EXTRACTED TEXT:
Alabama and Coushatta towns were divided into "red" and "white" towns. The "white" towns were responsible for keeping the peace and for providing refuge, while the "red" towns were responsible for conducting military campaigns. Though they had "red" and "white" towns, the Alabama-Coushattas thought of themselves as peace-loving people.

In 1795, the Coushatta arrived in the Big Thicket area of East Texas. In 1805, nearly 1,000 Alabama came to Tyler County's Peach Tree Village in East Texas. The two tribes developed a strong friendship as they roamed and hunted their new land together. In the early 19th century, the Texas Congress granted each tribe two strips of land along the Trinity River. Their land was soon taken over by American settlers, leaving them homeless. Sam Houston, the governor of Texas, recommended that the state purchase 1280 acre for the Alabamas; although money was appropriated to buy 640 acre for the Coushattas, the land was never bought. Either through marriage or special permission, many Coushatta went to live on the land given to the Alabama.

By 1820, the Alabama and the Coushatta each had three primary towns in the Big Thicket region of eastern Texas. In 1854, the Alabama were given 1,280 acres (5 km^{2}) in Polk County. The following year, 640 acres (2.6 km^{2}), also in Polk County, were given to the Coushattas. The Coushatta claim was disputed by white settlers in 1859. When the Coushatta lost the land claim, the Alabama invited them to live on their land claim.

The federal government approved a large grant in 1928 to purchase additional land near the reservation; it was granted to the "Alabama and Coushatta tribes". Since that time, the reservation has officially been known as "Alabama-Coushatta".

Origin stories focus on the interconnectedness of the tribes. One oral history states that the two tribes sprouted from either side of a cypress tree. In 1857, Se-ko-pe-chi, one of the oldest Muscogee in Indian Territory shared another origin story in 1857. He said that the tribes "sprang out of the ground between the Cohawba and Alabama Rivers." The emblem of the Alabama-Coushatta Tribe in Texas comes from precontact Mississippian culture: two intertwined woodpeckers, now symbolic of the connection between the two tribes.

==Cultural practices==

===Ethnobotany===
The obtusifolium subspecies of the plant Pseudognaphalium obtusifolium is used in a compound decoction for nervousness and sleepiness, and in a decoction as a face wash for nerves and insomnia.

Document layout detection data:
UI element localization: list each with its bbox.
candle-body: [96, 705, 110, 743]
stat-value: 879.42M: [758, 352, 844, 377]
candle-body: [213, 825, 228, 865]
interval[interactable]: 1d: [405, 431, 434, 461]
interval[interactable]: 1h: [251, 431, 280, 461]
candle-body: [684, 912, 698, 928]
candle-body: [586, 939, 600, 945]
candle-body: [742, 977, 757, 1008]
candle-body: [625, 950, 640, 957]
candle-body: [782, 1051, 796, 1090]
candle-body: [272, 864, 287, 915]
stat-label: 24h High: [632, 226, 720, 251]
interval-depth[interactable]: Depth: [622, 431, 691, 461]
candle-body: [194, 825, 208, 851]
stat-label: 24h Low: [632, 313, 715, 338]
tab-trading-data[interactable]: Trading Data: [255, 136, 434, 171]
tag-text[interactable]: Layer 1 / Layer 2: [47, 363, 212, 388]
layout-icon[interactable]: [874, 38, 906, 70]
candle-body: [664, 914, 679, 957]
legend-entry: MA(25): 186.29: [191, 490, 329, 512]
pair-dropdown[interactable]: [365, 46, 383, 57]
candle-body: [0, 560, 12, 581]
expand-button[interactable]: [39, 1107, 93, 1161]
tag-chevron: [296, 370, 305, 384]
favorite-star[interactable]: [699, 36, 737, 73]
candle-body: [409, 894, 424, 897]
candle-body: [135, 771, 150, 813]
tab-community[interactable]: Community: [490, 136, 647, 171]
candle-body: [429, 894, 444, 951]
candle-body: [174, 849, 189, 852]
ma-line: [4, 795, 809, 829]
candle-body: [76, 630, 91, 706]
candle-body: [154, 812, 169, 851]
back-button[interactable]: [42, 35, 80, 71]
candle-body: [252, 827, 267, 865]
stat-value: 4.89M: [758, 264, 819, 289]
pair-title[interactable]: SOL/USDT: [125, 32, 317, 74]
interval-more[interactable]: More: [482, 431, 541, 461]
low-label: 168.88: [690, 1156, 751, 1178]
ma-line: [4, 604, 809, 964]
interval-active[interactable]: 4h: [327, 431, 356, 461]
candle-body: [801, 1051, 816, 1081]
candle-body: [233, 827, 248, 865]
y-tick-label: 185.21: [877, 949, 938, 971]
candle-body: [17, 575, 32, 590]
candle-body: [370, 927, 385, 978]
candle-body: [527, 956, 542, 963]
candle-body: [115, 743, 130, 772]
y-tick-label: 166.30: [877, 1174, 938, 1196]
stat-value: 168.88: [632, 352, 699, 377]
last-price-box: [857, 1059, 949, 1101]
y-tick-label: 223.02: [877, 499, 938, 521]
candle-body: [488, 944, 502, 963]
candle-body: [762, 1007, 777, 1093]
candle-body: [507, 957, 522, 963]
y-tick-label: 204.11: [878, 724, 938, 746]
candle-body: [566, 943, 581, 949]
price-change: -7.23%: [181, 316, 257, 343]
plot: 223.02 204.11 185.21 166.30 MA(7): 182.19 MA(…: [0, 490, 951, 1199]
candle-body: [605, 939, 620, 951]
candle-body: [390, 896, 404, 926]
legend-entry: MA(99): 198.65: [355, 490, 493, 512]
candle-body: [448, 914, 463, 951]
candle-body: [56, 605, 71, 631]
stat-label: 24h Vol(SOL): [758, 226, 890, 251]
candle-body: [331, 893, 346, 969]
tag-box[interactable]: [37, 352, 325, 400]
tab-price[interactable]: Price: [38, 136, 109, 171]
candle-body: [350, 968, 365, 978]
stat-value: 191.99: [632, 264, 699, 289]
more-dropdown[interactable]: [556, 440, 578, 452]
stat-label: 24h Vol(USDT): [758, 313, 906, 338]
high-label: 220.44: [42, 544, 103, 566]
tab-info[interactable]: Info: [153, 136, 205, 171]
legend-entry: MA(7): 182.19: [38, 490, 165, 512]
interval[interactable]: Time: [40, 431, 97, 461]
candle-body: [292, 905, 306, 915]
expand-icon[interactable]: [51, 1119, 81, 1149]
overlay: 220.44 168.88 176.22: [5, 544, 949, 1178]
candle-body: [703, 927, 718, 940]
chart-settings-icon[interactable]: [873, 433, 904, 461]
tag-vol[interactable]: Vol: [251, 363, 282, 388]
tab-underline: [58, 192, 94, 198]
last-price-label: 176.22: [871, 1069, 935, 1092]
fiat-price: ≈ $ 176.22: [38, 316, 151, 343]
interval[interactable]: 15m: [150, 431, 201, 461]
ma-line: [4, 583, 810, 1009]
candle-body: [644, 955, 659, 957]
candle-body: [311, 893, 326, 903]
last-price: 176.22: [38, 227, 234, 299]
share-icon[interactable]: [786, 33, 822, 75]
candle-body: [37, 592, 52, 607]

TASK REQUIREMENTS:
a) According to the text on the Alabama-Coushatta, how many acres in Polk County were the Alabama given in 1854?
b) Write out the part of the text on the Alabama-Coushatta starting at "Origin stories focus" and ending at "the two tribes.", changing "cypress tree" to "oak tree".

PER-TASK OUTPUTS:
a) 1,280 acres.

b)
Origin stories focus on the interconnectedness of the tribes. One oral history states that the two tribes sprouted from either side of a oak tree. In 1857, Se-ko-pe-chi, one of the oldest Muscogee in Indian Territory shared another origin story in 1857. He said that the tribes "sprang out of the ground between the Cohawba and Alabama Rivers." The emblem of the Alabama-Coushatta Tribe in Texas comes from precontact Mississippian culture: two intertwined woodpeckers, now symbolic of the connection between the two tribes.